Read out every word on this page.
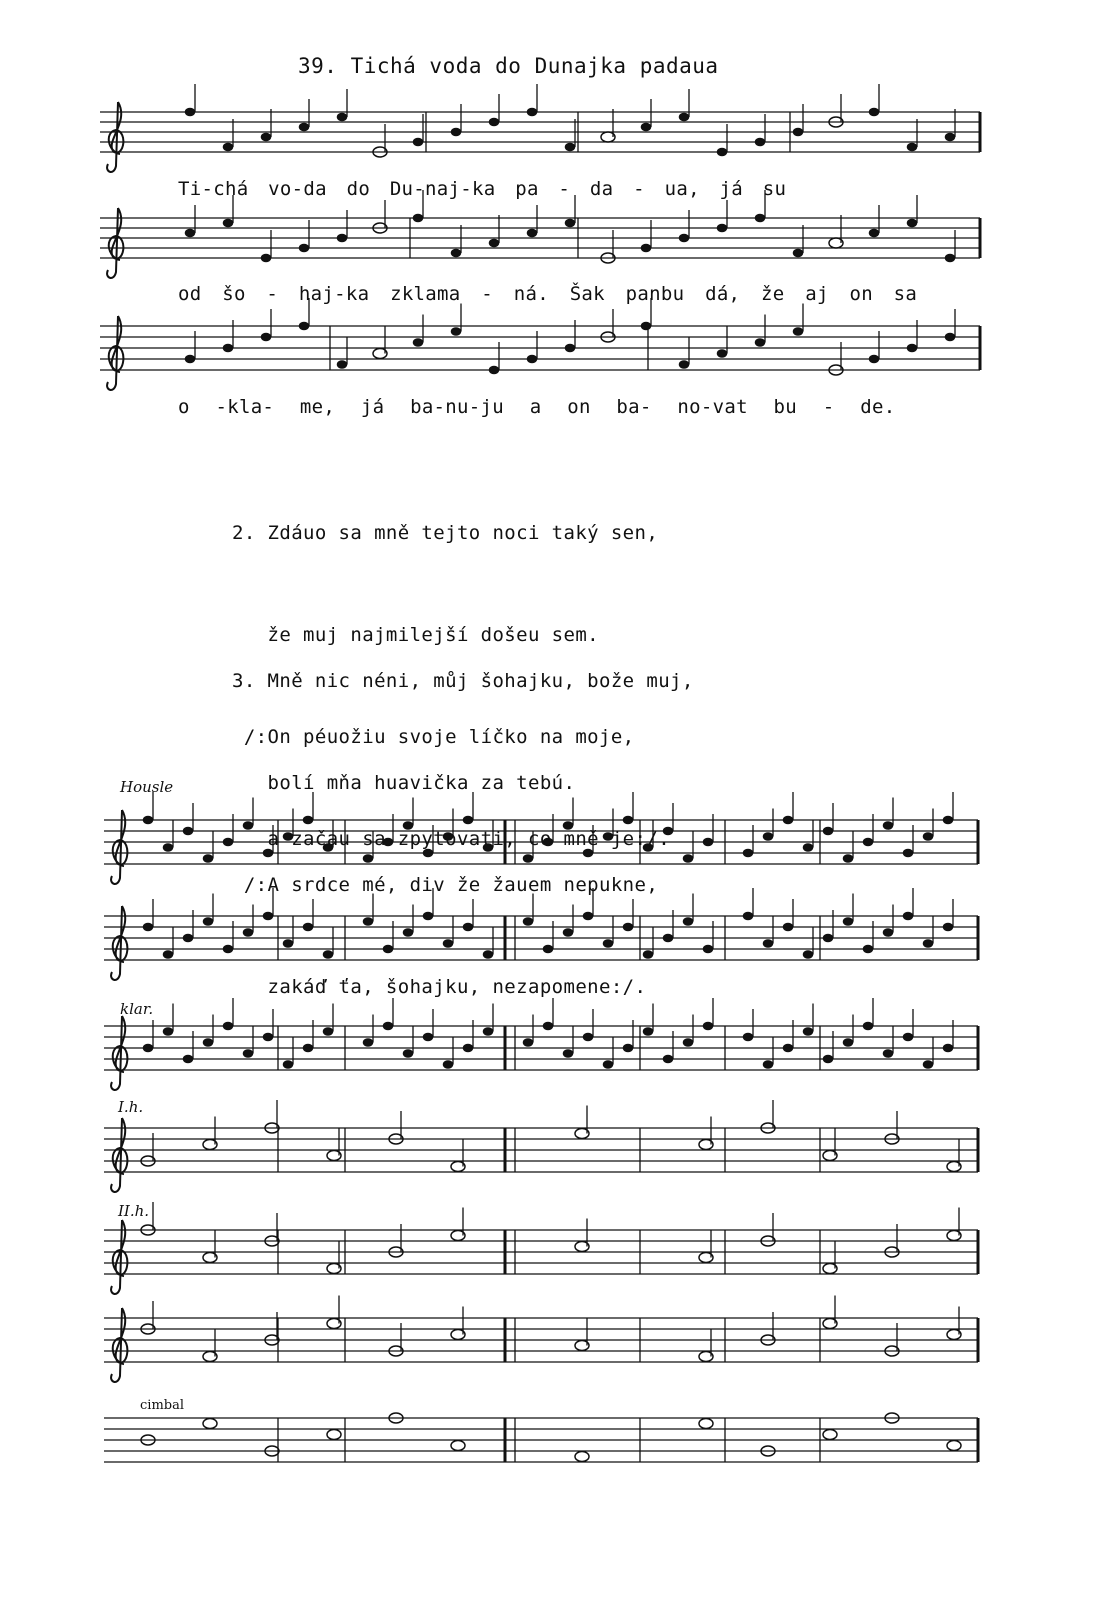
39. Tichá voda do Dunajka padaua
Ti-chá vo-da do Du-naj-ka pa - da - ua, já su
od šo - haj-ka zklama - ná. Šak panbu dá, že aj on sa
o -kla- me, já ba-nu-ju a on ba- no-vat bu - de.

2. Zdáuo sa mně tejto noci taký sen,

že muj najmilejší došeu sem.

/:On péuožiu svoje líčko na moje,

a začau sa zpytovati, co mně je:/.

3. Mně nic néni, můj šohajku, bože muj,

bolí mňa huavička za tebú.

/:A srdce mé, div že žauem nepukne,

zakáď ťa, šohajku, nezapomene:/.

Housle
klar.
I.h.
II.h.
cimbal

[Objective]: Copy out all the records exactly, excluding pictures.

[Answer for the task]:
Read out every word on this page.
39. Tichá voda do Dunajka padaua
Ti-chá vo-da do Du-naj-ka pa - da - ua, já su
od šo - haj-ka zklama - ná. Šak panbu dá, že aj on sa
o -kla- me, já ba-nu-ju a on ba- no-vat bu - de.

2. Zdáuo sa mně tejto noci taký sen,

že muj najmilejší došeu sem.

/:On péuožiu svoje líčko na moje,

a začau sa zpytovati, co mně je:/.

3. Mně nic néni, můj šohajku, bože muj,

bolí mňa huavička za tebú.

/:A srdce mé, div že žauem nepukne,

zakáď ťa, šohajku, nezapomene:/.

Housle
klar.
I.h.
II.h.
cimbal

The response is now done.